_Exercise input_

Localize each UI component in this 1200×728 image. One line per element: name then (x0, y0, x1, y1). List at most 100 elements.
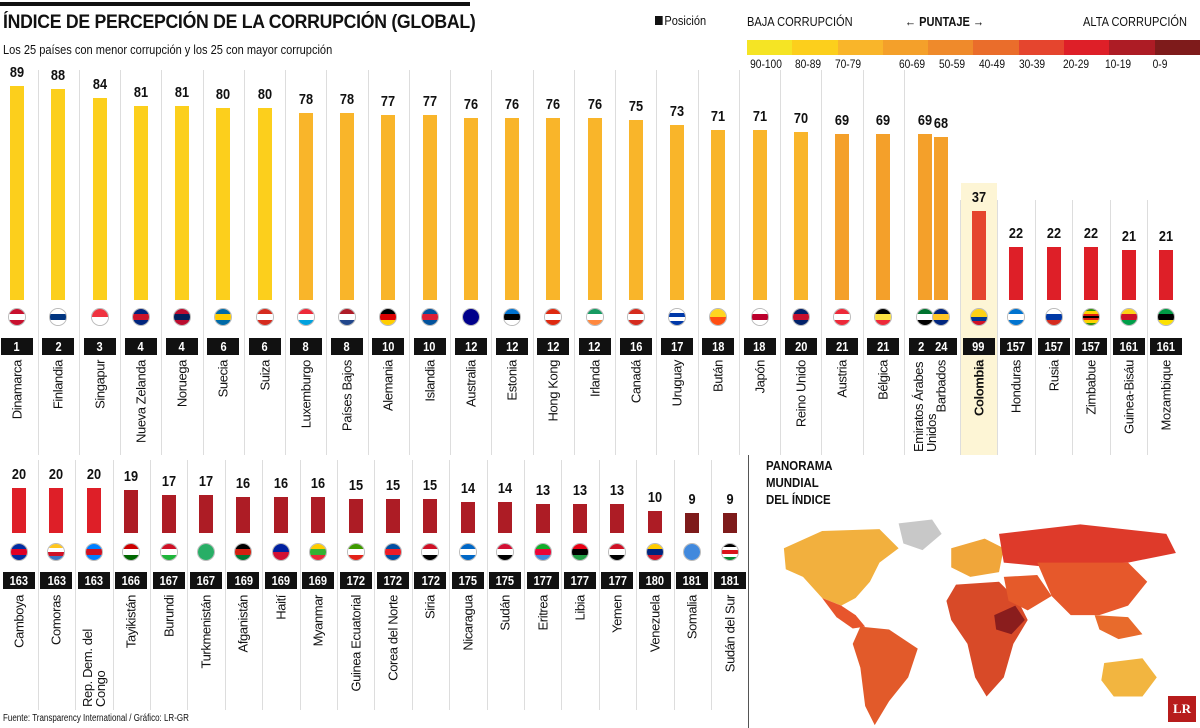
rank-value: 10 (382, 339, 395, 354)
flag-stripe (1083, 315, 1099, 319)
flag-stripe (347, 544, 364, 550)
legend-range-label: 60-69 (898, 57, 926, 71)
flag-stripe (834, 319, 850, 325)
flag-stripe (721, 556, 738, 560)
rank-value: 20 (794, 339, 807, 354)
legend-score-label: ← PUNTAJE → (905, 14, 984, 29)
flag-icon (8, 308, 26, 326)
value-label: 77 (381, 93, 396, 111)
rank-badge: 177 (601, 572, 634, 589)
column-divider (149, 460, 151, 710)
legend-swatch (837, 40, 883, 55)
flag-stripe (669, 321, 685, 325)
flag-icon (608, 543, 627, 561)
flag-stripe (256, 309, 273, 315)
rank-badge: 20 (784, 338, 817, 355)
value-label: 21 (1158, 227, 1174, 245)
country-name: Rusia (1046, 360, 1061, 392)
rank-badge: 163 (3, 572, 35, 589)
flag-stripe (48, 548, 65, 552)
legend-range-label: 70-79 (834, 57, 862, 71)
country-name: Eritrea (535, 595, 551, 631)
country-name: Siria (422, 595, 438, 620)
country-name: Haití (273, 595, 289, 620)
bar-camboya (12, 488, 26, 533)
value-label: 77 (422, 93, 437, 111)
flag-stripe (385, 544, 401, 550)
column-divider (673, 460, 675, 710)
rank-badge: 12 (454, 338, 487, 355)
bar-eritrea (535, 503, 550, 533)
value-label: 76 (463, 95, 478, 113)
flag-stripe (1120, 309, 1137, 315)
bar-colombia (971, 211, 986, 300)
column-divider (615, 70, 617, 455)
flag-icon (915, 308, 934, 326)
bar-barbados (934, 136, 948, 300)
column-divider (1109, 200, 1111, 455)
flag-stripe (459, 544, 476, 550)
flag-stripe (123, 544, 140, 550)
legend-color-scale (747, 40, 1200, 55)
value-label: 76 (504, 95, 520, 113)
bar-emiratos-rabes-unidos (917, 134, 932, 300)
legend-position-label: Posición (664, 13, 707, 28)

_Problem statement_
Please recast every line of the records above as a numbered list, leaving out blank lines and the pictures.

_Expected answer_
1. Localize each UI component in this 1200×728 image. One line per element: name then (x0, y0, x1, y1). List at most 100 elements.
2. rank-value: 10 (382, 339, 395, 354)
3. flag-stripe (1083, 315, 1099, 319)
4. flag-stripe (347, 544, 364, 550)
5. legend-range-label: 60-69 (898, 57, 926, 71)
6. flag-stripe (834, 319, 850, 325)
7. flag-stripe (721, 556, 738, 560)
8. rank-value: 20 (794, 339, 807, 354)
9. legend-score-label: ← PUNTAJE → (905, 14, 984, 29)
10. flag-icon (8, 308, 26, 326)
11. value-label: 77 (381, 93, 396, 111)
12. rank-badge: 177 (601, 572, 634, 589)
13. column-divider (149, 460, 151, 710)
14. legend-swatch (837, 40, 883, 55)
15. flag-stripe (669, 321, 685, 325)
16. flag-icon (608, 543, 627, 561)
17. flag-stripe (256, 309, 273, 315)
18. rank-badge: 20 (784, 338, 817, 355)
19. value-label: 21 (1158, 227, 1174, 245)
20. country-name: Rusia (1046, 360, 1061, 392)
21. rank-badge: 163 (3, 572, 35, 589)
22. flag-stripe (48, 548, 65, 552)
23. legend-range-label: 70-79 (834, 57, 862, 71)
24. country-name: Eritrea (535, 595, 551, 631)
25. country-name: Siria (422, 595, 438, 620)
26. country-name: Haití (273, 595, 289, 620)
27. bar-camboya (12, 488, 26, 533)
28. value-label: 77 (422, 93, 437, 111)
29. flag-stripe (385, 544, 401, 550)
30. column-divider (673, 460, 675, 710)
31. rank-badge: 12 (454, 338, 487, 355)
32. bar-eritrea (535, 503, 550, 533)
33. value-label: 76 (463, 95, 478, 113)
34. flag-stripe (1120, 309, 1137, 315)
35. bar-colombia (971, 211, 986, 300)
36. column-divider (615, 70, 617, 455)
37. flag-icon (915, 308, 934, 326)
38. bar-barbados (934, 136, 948, 300)
39. column-divider (1109, 200, 1111, 455)
40. flag-stripe (459, 544, 476, 550)
41. flag-stripe (123, 544, 140, 550)
42. legend-color-scale (747, 40, 1200, 55)
43. value-label: 76 (504, 95, 520, 113)
44. bar-emiratos-rabes-unidos (917, 134, 932, 300)
45. legend-position-label: Posición (664, 13, 707, 28)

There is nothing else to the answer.